TASK TO CARRY OUT ▸ Wherever a line holds the word "Suena", copy that line out.

TASK INPUTS ▸
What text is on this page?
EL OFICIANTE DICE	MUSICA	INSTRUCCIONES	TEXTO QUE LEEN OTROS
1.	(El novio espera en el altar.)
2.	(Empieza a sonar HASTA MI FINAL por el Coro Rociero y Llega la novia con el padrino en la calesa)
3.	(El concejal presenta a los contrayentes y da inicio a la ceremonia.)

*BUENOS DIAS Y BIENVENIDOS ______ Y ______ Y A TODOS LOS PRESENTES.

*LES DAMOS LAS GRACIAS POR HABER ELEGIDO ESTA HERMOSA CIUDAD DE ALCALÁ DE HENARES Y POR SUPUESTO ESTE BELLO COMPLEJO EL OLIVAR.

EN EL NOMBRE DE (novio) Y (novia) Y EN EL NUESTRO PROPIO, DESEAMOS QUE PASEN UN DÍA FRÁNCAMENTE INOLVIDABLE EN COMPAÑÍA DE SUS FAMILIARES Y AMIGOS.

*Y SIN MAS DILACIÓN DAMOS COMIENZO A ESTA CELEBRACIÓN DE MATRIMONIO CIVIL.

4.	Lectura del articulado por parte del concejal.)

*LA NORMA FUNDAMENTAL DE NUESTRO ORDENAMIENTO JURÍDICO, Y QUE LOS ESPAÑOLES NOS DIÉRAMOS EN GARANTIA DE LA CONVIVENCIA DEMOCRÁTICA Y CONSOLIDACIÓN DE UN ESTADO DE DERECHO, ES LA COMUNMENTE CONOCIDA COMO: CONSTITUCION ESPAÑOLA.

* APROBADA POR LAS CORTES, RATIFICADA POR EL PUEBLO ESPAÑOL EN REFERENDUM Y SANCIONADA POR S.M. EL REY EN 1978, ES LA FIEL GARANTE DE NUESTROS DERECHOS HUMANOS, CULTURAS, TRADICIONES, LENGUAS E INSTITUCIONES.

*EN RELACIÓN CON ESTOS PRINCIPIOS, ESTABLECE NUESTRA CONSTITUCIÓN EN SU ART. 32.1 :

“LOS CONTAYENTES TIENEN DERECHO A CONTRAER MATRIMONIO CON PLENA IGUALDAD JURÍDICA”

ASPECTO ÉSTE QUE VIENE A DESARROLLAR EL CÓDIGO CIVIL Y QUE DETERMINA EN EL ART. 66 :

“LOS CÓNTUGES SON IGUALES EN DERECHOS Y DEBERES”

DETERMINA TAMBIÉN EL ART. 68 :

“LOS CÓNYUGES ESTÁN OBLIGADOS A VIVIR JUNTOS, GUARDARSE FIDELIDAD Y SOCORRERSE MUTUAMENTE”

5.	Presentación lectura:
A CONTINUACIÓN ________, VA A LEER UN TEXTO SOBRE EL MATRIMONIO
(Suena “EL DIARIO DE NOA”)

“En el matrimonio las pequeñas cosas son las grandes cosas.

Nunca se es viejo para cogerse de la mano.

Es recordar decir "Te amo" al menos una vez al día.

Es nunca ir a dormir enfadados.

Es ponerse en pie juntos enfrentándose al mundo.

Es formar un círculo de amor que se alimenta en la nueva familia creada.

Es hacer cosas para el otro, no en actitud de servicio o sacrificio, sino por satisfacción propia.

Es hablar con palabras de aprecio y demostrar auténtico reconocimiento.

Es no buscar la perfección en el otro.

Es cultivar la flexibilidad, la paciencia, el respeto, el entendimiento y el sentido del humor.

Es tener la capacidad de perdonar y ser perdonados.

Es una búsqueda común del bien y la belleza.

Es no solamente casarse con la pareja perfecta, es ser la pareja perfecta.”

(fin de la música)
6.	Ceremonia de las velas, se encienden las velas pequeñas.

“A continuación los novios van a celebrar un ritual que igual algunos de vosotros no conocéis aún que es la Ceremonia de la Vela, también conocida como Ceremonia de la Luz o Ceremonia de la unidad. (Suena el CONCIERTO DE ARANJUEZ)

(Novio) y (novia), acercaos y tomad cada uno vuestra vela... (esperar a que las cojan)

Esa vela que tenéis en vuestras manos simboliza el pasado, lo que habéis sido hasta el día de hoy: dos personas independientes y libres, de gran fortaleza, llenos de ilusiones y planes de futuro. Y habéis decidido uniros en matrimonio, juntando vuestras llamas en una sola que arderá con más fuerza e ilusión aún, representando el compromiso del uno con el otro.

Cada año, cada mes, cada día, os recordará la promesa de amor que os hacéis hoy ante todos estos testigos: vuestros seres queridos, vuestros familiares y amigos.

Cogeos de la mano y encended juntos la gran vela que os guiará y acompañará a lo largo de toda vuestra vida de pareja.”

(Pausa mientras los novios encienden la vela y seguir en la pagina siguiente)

COMPLETE RESPONSE ▸
(Suena “EL DIARIO DE NOA”)
“A continuación los novios van a celebrar un ritual que igual algunos de vosotros no conocéis aún que es la Ceremonia de la Vela, también conocida como Ceremonia de la Luz o Ceremonia de la unidad. (Suena el CONCIERTO DE ARANJUEZ)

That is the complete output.